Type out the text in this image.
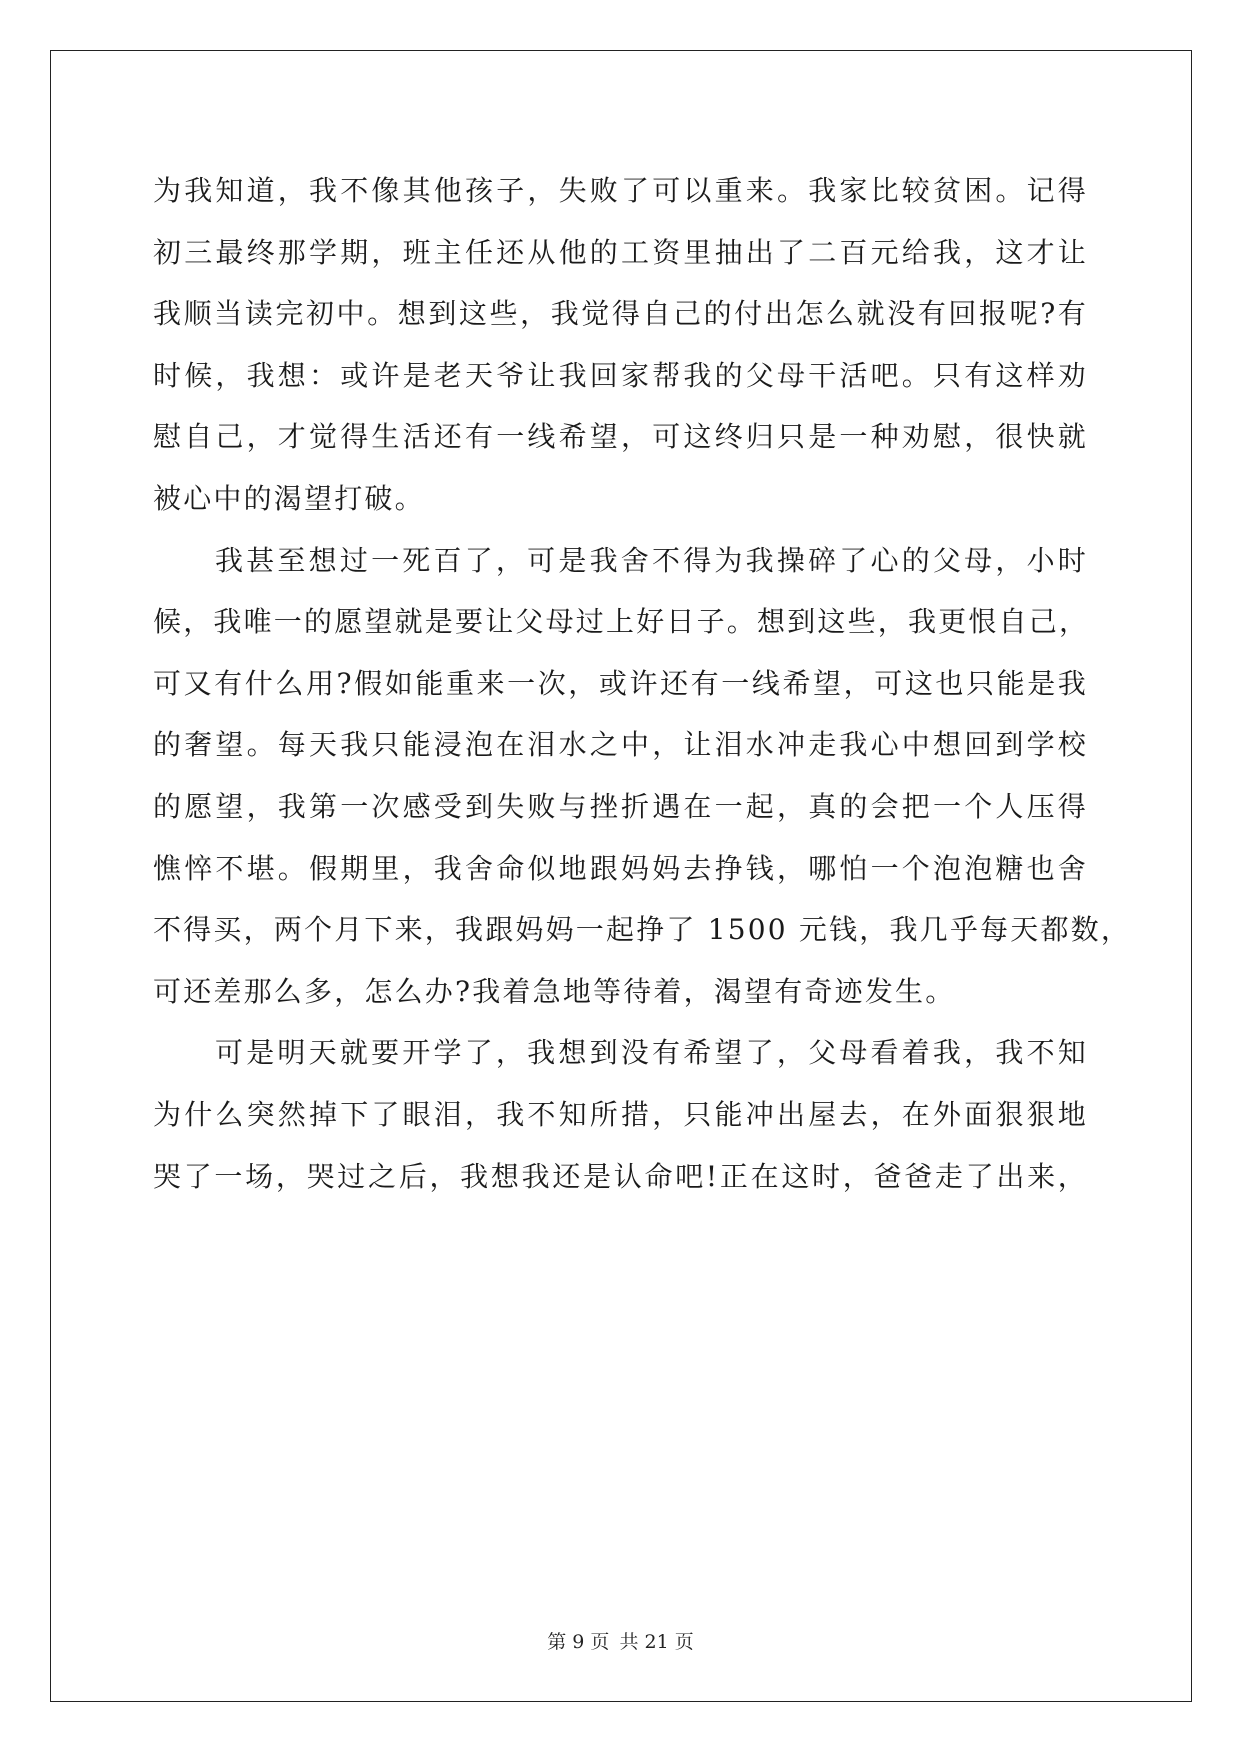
为我知道，我不像其他孩子，失败了可以重来。我家比较贫困。记得
初三最终那学期，班主任还从他的工资里抽出了二百元给我，这才让
我顺当读完初中。想到这些，我觉得自己的付出怎么就没有回报呢?有
时候，我想：或许是老天爷让我回家帮我的父母干活吧。只有这样劝
慰自己，才觉得生活还有一线希望，可这终归只是一种劝慰，很快就
被心中的渴望打破。
我甚至想过一死百了，可是我舍不得为我操碎了心的父母，小时
候，我唯一的愿望就是要让父母过上好日子。想到这些，我更恨自己，
可又有什么用?假如能重来一次，或许还有一线希望，可这也只能是我
的奢望。每天我只能浸泡在泪水之中，让泪水冲走我心中想回到学校
的愿望，我第一次感受到失败与挫折遇在一起，真的会把一个人压得
憔悴不堪。假期里，我舍命似地跟妈妈去挣钱，哪怕一个泡泡糖也舍
不得买，两个月下来，我跟妈妈一起挣了 1500 元钱，我几乎每天都数，
可还差那么多，怎么办?我着急地等待着，渴望有奇迹发生。
可是明天就要开学了，我想到没有希望了，父母看着我，我不知
为什么突然掉下了眼泪，我不知所措，只能冲出屋去，在外面狠狠地
哭了一场，哭过之后，我想我还是认命吧!正在这时，爸爸走了出来，
第 9 页 共 21 页
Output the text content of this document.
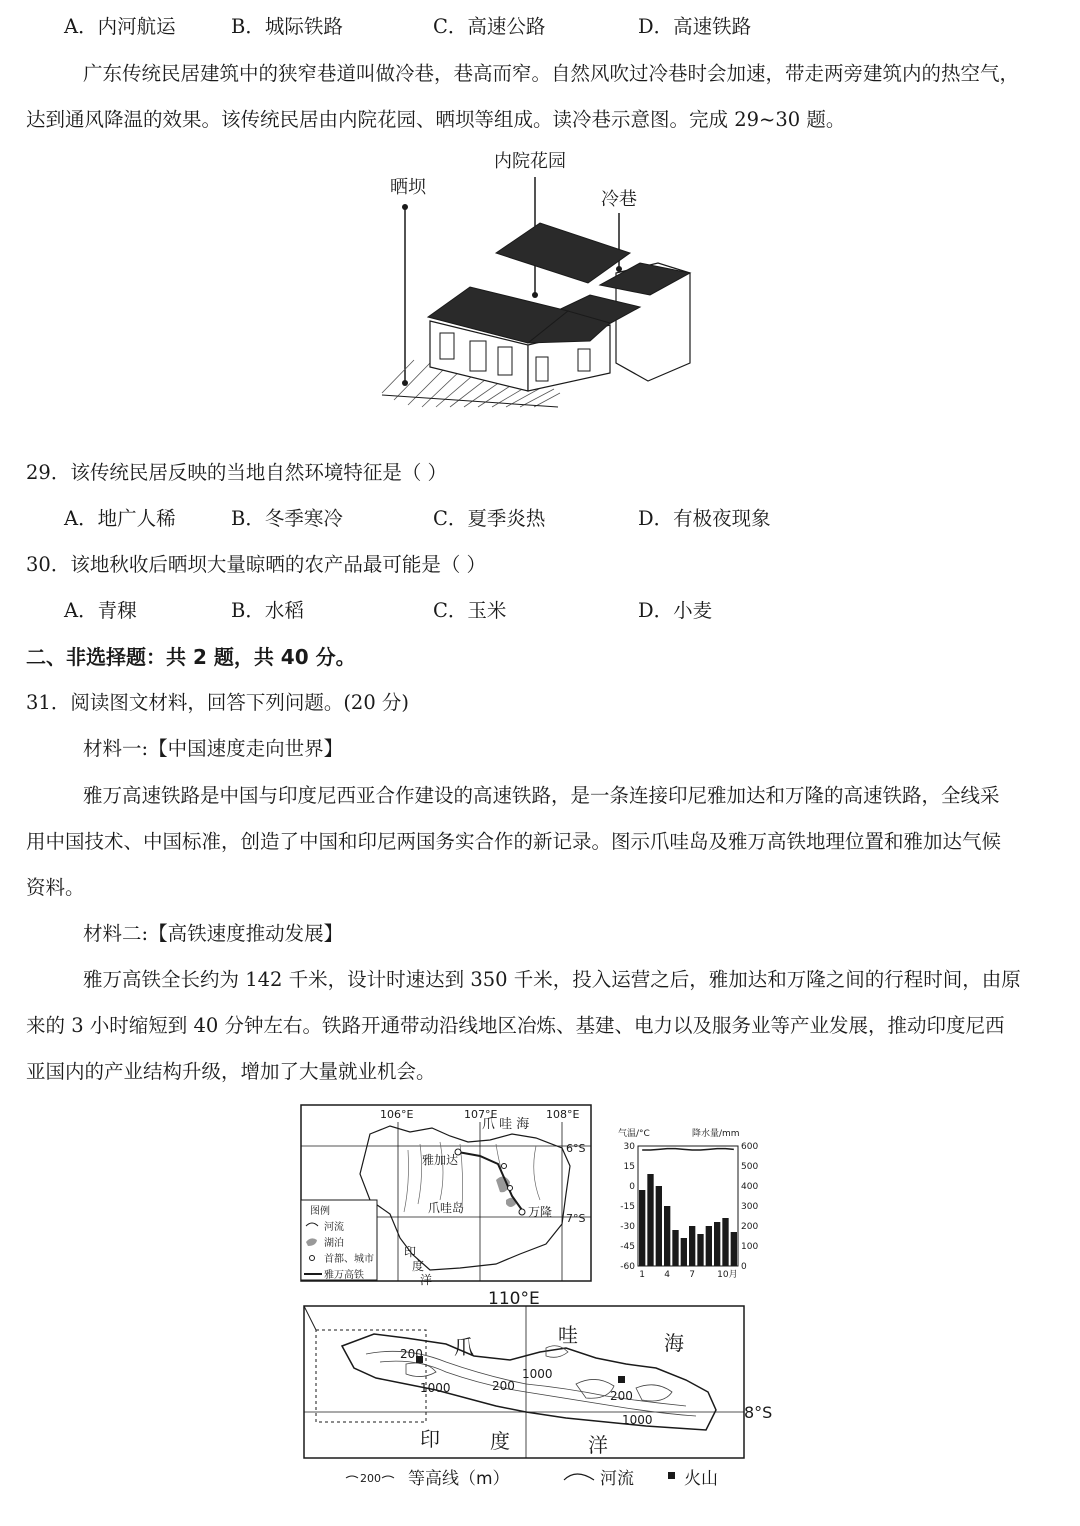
A．内河航运	B．城际铁路	C．高速公路	D．高速铁路
广东传统民居建筑中的狭窄巷道叫做冷巷，巷高而窄。自然风吹过冷巷时会加速，带走两旁建筑内的热空气，
达到通风降温的效果。该传统民居由内院花园、晒坝等组成。读冷巷示意图。完成 29~30 题。
内院花园
晒坝
冷巷
29．该传统民居反映的当地自然环境特征是（ ）
A．地广人稀	B．冬季寒冷	C．夏季炎热	D．有极夜现象
30．该地秋收后晒坝大量晾晒的农产品最可能是（ ）
A．青稞	B．水稻	C．玉米	D．小麦
二、非选择题：共 2 题，共 40 分。
31．阅读图文材料，回答下列问题。(20 分)
材料一:【中国速度走向世界】
雅万高速铁路是中国与印度尼西亚合作建设的高速铁路，是一条连接印尼雅加达和万隆的高速铁路，全线采
用中国技术、中国标准，创造了中国和印尼两国务实合作的新记录。图示爪哇岛及雅万高铁地理位置和雅加达气候
资料。
材料二:【高铁速度推动发展】
雅万高铁全长约为 142 千米，设计时速达到 350 千米，投入运营之后，雅加达和万隆之间的行程时间，由原
来的 3 小时缩短到 40 分钟左右。铁路开通带动沿线地区冶炼、基建、电力以及服务业等产业发展，推动印度尼西
亚国内的产业结构升级，增加了大量就业机会。
106°E	107°E	108°E
6°S
7°S
爪 哇 海
雅加达
万隆
爪哇岛
印
度
洋
图例
河流
湖泊
首都、城市
雅万高铁
气温/°C	降水量/mm
30
15
0
-15
-30
-45
-60
600
500
400
300
200
100
0
1 4 7 10月
110°E
8°S
爪	哇	海
印	度	洋
200
1000	200
1000
200
1000
200 等高线（m）	河流	火山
#####
#### Exercise:
Search the records for the string "this" and return every line in which it occurs.

#### Completed exercise:
Type out the text in this image.
Output the text content of this document.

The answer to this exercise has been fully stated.